§ **Work to be completed**
In the listing below, find every line containing "this" and copy it out.

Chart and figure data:
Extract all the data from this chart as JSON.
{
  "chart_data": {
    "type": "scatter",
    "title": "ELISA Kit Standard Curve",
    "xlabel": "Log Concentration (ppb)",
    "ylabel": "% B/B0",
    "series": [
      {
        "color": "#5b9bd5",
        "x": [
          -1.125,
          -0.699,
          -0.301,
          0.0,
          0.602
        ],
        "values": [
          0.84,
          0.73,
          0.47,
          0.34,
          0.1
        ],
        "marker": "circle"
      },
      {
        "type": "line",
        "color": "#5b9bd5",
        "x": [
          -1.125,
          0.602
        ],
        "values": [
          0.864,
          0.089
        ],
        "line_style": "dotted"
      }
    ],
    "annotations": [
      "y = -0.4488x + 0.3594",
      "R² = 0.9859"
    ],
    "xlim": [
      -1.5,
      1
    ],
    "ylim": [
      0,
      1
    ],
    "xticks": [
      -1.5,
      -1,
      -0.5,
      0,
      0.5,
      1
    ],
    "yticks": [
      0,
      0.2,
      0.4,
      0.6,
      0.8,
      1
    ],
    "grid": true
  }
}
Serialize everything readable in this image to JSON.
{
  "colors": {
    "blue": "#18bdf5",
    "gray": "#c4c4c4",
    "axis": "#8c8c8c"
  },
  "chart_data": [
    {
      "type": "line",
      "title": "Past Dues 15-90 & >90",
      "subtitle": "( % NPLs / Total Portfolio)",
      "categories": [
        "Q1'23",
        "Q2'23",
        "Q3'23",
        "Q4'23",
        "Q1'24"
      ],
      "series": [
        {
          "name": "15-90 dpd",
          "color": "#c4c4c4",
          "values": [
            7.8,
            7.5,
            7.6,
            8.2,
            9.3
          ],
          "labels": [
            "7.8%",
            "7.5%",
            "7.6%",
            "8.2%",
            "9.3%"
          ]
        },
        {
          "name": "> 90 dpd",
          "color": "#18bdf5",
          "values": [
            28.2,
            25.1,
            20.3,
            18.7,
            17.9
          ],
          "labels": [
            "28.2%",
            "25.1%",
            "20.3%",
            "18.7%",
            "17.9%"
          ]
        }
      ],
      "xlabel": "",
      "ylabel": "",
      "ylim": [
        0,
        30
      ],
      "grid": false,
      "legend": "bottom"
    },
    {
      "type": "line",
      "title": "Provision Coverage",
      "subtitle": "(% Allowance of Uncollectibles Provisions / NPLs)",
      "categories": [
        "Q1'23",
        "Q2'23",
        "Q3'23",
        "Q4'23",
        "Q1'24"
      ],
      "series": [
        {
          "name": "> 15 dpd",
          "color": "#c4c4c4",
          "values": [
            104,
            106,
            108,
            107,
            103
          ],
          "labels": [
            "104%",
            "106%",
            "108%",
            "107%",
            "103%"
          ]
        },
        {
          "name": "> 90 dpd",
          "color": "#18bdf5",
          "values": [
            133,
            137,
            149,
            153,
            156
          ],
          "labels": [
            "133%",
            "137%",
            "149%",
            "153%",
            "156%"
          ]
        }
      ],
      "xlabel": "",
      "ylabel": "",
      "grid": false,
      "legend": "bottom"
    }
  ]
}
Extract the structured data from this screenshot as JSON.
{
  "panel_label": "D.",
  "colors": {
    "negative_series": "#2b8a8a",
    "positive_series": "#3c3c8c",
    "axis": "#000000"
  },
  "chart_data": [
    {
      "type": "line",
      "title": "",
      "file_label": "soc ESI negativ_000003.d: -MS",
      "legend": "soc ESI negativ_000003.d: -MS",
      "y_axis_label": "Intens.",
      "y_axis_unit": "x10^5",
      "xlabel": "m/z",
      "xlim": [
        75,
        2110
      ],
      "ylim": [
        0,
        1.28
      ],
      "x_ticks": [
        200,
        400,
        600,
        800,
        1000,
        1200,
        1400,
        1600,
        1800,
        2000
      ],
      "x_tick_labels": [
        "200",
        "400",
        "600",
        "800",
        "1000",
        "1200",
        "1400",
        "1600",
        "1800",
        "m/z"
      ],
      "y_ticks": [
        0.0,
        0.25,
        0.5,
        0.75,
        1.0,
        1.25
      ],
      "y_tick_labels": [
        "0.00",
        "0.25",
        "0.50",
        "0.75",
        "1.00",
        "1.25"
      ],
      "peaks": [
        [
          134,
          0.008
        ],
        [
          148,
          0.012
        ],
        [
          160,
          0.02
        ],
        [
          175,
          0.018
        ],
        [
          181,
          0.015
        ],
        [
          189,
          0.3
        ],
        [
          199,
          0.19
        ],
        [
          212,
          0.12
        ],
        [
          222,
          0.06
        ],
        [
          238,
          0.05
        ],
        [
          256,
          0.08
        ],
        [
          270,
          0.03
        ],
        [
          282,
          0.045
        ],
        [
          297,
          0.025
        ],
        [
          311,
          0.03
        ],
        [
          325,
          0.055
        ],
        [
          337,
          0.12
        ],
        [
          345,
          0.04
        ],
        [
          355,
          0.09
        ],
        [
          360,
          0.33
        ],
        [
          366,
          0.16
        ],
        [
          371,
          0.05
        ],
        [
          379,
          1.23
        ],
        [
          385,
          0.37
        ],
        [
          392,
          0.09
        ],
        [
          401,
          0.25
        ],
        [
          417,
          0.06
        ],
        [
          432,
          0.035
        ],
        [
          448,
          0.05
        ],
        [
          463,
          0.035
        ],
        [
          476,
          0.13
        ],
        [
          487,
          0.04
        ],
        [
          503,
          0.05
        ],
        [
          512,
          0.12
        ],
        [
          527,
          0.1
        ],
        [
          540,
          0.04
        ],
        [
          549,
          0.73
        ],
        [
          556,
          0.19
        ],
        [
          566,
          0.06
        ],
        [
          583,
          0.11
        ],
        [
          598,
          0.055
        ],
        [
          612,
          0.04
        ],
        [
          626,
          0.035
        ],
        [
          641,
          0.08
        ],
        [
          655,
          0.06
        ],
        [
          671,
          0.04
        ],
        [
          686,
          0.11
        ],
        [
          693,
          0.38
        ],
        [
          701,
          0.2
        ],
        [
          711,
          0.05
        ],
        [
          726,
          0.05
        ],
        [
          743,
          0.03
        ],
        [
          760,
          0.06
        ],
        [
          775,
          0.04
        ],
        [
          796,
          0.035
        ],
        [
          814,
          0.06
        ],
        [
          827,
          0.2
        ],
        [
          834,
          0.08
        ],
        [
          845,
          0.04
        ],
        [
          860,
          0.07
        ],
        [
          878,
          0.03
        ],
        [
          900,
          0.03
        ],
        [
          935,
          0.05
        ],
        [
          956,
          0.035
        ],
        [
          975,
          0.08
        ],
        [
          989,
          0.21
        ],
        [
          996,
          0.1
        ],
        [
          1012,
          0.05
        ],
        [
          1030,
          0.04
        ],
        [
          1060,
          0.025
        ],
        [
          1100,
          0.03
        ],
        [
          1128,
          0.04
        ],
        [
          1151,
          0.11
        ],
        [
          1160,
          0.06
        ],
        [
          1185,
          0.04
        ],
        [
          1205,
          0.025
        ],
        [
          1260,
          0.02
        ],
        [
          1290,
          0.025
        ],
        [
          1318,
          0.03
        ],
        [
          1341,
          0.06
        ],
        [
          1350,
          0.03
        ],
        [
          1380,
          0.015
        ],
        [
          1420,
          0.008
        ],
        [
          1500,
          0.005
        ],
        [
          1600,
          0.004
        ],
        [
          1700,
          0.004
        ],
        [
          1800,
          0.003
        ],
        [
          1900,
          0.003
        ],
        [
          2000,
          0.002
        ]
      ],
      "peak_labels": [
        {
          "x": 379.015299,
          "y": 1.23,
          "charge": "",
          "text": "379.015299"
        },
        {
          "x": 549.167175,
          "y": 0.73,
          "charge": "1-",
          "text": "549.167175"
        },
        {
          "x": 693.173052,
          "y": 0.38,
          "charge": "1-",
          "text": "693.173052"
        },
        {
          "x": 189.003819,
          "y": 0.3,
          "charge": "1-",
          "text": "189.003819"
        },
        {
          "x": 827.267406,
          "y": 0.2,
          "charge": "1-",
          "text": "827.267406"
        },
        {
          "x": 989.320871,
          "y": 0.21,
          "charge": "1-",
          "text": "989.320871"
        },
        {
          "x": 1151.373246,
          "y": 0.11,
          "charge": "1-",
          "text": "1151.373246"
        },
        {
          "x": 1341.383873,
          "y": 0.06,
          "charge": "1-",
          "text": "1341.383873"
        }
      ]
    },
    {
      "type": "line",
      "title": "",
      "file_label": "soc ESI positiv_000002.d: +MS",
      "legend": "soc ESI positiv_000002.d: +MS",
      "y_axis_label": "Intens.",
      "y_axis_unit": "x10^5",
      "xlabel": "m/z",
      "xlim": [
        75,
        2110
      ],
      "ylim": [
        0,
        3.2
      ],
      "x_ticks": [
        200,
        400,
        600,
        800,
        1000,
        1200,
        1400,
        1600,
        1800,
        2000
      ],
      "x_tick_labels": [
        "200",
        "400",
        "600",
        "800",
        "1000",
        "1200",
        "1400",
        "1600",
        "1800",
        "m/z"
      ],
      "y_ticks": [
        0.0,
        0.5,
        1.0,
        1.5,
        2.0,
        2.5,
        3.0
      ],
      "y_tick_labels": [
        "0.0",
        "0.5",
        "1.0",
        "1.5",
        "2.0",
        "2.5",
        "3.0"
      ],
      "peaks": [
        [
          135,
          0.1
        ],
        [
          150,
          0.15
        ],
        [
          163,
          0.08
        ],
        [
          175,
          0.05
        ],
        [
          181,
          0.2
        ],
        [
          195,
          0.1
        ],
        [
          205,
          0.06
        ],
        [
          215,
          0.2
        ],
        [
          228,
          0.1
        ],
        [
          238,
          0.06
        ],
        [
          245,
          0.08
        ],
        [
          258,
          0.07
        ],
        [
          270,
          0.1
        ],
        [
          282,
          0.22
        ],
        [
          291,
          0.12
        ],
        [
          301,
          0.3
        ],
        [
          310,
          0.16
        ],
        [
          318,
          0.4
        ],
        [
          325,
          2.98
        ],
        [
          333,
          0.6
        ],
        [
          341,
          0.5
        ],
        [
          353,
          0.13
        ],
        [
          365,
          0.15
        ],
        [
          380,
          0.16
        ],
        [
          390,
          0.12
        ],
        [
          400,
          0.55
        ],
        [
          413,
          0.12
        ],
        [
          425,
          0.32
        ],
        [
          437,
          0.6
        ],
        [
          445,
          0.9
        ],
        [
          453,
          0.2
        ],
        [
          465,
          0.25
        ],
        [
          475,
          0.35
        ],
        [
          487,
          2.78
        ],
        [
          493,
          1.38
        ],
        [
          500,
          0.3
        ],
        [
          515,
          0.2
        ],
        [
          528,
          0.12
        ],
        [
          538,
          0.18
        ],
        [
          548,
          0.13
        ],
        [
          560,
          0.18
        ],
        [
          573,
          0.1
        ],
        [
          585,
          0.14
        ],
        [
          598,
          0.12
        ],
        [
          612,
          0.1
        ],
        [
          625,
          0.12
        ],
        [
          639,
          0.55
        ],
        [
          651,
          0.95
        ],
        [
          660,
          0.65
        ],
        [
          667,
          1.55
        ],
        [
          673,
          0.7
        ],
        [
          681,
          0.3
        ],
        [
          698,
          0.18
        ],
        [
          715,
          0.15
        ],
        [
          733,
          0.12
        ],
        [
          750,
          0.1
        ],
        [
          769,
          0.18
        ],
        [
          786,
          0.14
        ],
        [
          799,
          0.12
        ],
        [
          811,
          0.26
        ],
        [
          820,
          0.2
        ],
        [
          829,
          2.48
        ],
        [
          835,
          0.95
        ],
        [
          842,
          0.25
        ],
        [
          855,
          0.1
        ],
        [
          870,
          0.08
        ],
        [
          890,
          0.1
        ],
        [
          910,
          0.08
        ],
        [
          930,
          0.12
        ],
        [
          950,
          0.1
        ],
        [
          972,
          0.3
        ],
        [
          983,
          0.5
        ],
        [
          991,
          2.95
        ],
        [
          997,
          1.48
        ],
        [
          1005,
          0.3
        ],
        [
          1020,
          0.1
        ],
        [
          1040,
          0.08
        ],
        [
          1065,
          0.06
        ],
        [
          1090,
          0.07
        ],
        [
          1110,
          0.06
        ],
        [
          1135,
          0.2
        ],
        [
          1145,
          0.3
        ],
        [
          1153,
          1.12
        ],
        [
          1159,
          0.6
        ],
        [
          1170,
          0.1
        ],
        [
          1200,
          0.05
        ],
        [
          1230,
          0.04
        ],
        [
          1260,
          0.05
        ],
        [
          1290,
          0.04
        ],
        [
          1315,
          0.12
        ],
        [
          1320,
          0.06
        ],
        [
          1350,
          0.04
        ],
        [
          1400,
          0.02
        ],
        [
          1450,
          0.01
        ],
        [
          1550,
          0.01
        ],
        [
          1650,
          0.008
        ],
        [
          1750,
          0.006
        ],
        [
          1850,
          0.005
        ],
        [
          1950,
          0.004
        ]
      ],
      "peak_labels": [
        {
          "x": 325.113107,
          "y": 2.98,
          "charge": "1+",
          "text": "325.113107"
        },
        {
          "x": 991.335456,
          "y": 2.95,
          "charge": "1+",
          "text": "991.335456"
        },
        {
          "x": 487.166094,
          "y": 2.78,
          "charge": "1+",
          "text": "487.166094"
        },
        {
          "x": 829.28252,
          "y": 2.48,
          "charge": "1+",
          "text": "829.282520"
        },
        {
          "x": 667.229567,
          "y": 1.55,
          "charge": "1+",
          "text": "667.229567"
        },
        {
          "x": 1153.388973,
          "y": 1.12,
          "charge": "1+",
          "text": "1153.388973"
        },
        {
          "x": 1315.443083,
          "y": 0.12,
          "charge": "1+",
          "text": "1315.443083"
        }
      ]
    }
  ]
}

§ **Final result**
Extract all the data from this chart as JSON.
Serialize everything readable in this image to JSON.
Extract the structured data from this screenshot as JSON.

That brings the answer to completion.